----- Data provided
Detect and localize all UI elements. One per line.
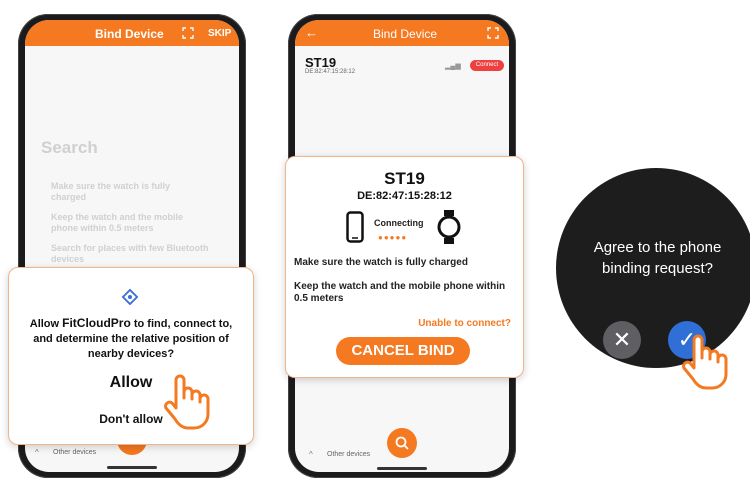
nearby-devices-icon <box>121 288 139 306</box>
signal-icon: ▂▄▆ <box>445 63 461 70</box>
page-title: Bind Device <box>373 27 438 41</box>
other-devices-label[interactable]: Other devices <box>327 451 370 458</box>
message-prefix: Allow <box>29 318 63 330</box>
phone-icon <box>346 211 364 243</box>
phone-2-topbar: ← Bind Device <box>295 20 509 46</box>
home-indicator <box>107 466 157 469</box>
permission-dialog: Allow FitCloudPro to find, connect to, a… <box>8 267 254 445</box>
skip-button[interactable]: SKIP <box>208 28 231 39</box>
hand-pointer-icon <box>162 372 212 430</box>
search-icon <box>395 436 409 450</box>
connect-button[interactable]: Connect <box>470 60 504 71</box>
cancel-bind-button[interactable]: CANCEL BIND <box>336 337 470 365</box>
unable-to-connect-link[interactable]: Unable to connect? <box>396 318 511 329</box>
device-name: ST19 <box>305 55 337 70</box>
home-indicator <box>377 467 427 470</box>
close-icon: ✕ <box>612 327 632 352</box>
search-tip-3: Search for places with few Bluetooth dev… <box>51 243 209 264</box>
scan-icon[interactable] <box>487 26 499 39</box>
search-title: Search <box>41 138 98 157</box>
reject-button[interactable]: ✕ <box>603 321 641 359</box>
dialog-device-mac: DE:82:47:15:28:12 <box>357 190 452 202</box>
search-tip-1: Make sure the watch is fully charged <box>51 181 171 202</box>
connecting-dialog: ST19 DE:82:47:15:28:12 Connecting ●●●●● … <box>285 156 524 378</box>
progress-dots: ●●●●● <box>378 233 408 242</box>
connecting-status: Connecting <box>374 218 424 228</box>
chevron-up-icon[interactable]: ^ <box>309 450 313 459</box>
scan-icon[interactable] <box>182 26 194 39</box>
chevron-up-icon[interactable]: ^ <box>35 448 39 457</box>
tip-distance: Keep the watch and the mobile phone with… <box>294 281 506 304</box>
tip-charged: Make sure the watch is fully charged <box>294 257 468 268</box>
dialog-device-name: ST19 <box>384 169 425 188</box>
device-mac: DE:82:47:15:28:12 <box>305 69 356 75</box>
page-title: Bind Device <box>95 27 164 41</box>
binding-prompt: Agree to the phone binding request? <box>593 239 722 277</box>
phone-1-topbar: Bind Device SKIP <box>25 20 239 46</box>
back-arrow-icon[interactable]: ← <box>305 25 318 40</box>
watch-icon <box>436 209 462 245</box>
app-name: FitCloudPro <box>62 316 131 330</box>
other-devices-label[interactable]: Other devices <box>53 449 96 456</box>
hand-pointer-icon <box>680 332 730 390</box>
search-fab[interactable] <box>387 428 417 458</box>
permission-message: Allow FitCloudPro to find, connect to, a… <box>23 316 239 362</box>
device-list-item[interactable]: ST19 DE:82:47:15:28:12 ▂▄▆ Connect <box>295 50 509 80</box>
search-tip-2: Keep the watch and the mobile phone with… <box>51 212 184 233</box>
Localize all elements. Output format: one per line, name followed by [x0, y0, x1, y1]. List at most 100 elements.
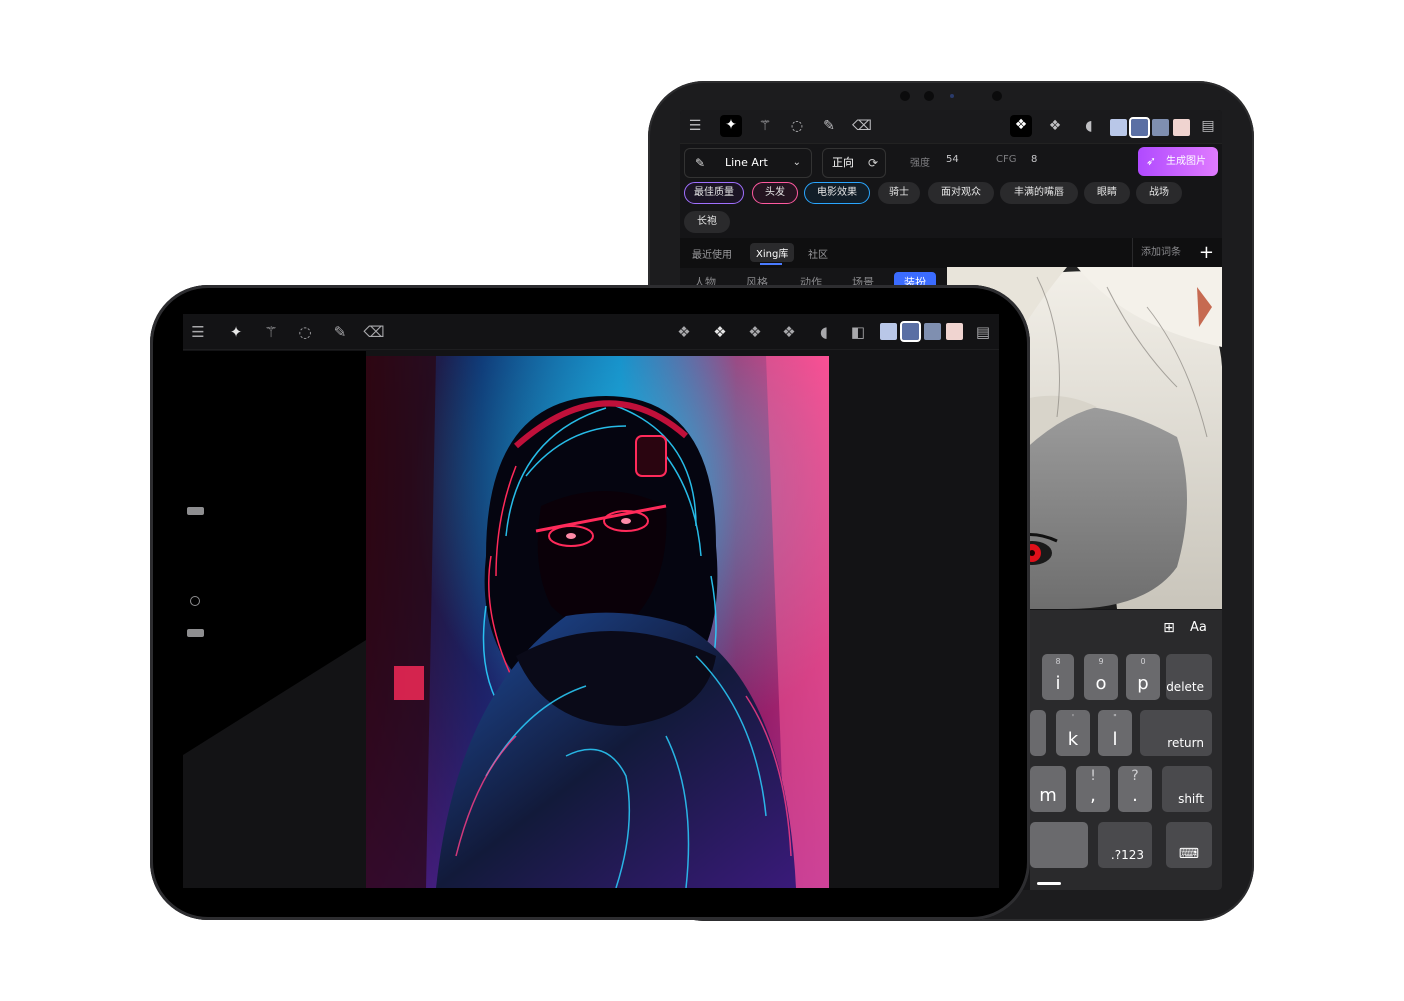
----------
Exercise description:
Copy every record above line for line, with the same wording, and leave out the pictures.

Final answer:
Detect and localize all UI elements. One per line.
nearby-devices-icon <box>121 288 139 306</box>
signal-icon: ▂▄▆ <box>445 63 461 70</box>
page-title: Bind Device <box>373 27 438 41</box>
other-devices-label[interactable]: Other devices <box>327 451 370 458</box>
message-prefix: Allow <box>29 318 63 330</box>
phone-icon <box>346 211 364 243</box>
phone-2-topbar: ← Bind Device <box>295 20 509 46</box>
home-indicator <box>107 466 157 469</box>
permission-dialog: Allow FitCloudPro to find, connect to, a… <box>8 267 254 445</box>
skip-button[interactable]: SKIP <box>208 28 231 39</box>
hand-pointer-icon <box>162 372 212 430</box>
search-icon <box>395 436 409 450</box>
connect-button[interactable]: Connect <box>470 60 504 71</box>
cancel-bind-button[interactable]: CANCEL BIND <box>336 337 470 365</box>
unable-to-connect-link[interactable]: Unable to connect? <box>396 318 511 329</box>
device-name: ST19 <box>305 55 337 70</box>
home-indicator <box>377 467 427 470</box>
close-icon: ✕ <box>612 327 632 352</box>
search-tip-3: Search for places with few Bluetooth dev… <box>51 243 209 264</box>
scan-icon[interactable] <box>487 26 499 39</box>
search-title: Search <box>41 138 98 157</box>
reject-button[interactable]: ✕ <box>603 321 641 359</box>
dialog-device-mac: DE:82:47:15:28:12 <box>357 190 452 202</box>
search-tip-1: Make sure the watch is fully charged <box>51 181 171 202</box>
connecting-dialog: ST19 DE:82:47:15:28:12 Connecting ●●●●● … <box>285 156 524 378</box>
progress-dots: ●●●●● <box>378 233 408 242</box>
connecting-status: Connecting <box>374 218 424 228</box>
chevron-up-icon[interactable]: ^ <box>309 450 313 459</box>
scan-icon[interactable] <box>182 26 194 39</box>
chevron-up-icon[interactable]: ^ <box>35 448 39 457</box>
tip-distance: Keep the watch and the mobile phone with… <box>294 281 506 304</box>
tip-charged: Make sure the watch is fully charged <box>294 257 468 268</box>
dialog-device-name: ST19 <box>384 169 425 188</box>
device-mac: DE:82:47:15:28:12 <box>305 69 356 75</box>
page-title: Bind Device <box>95 27 164 41</box>
binding-prompt: Agree to the phone binding request? <box>593 239 722 277</box>
phone-1-topbar: Bind Device SKIP <box>25 20 239 46</box>
back-arrow-icon[interactable]: ← <box>305 25 318 40</box>
watch-icon <box>436 209 462 245</box>
app-name: FitCloudPro <box>62 316 131 330</box>
other-devices-label[interactable]: Other devices <box>53 449 96 456</box>
hand-pointer-icon <box>680 332 730 390</box>
search-fab[interactable] <box>387 428 417 458</box>
permission-message: Allow FitCloudPro to find, connect to, a… <box>23 316 239 362</box>
device-list-item[interactable]: ST19 DE:82:47:15:28:12 ▂▄▆ Connect <box>295 50 509 80</box>
search-tip-2: Keep the watch and the mobile phone with… <box>51 212 184 233</box>
Localize all elements. Output format: one per line, name followed by [x0, y0, x1, y1]. List at most 100 elements.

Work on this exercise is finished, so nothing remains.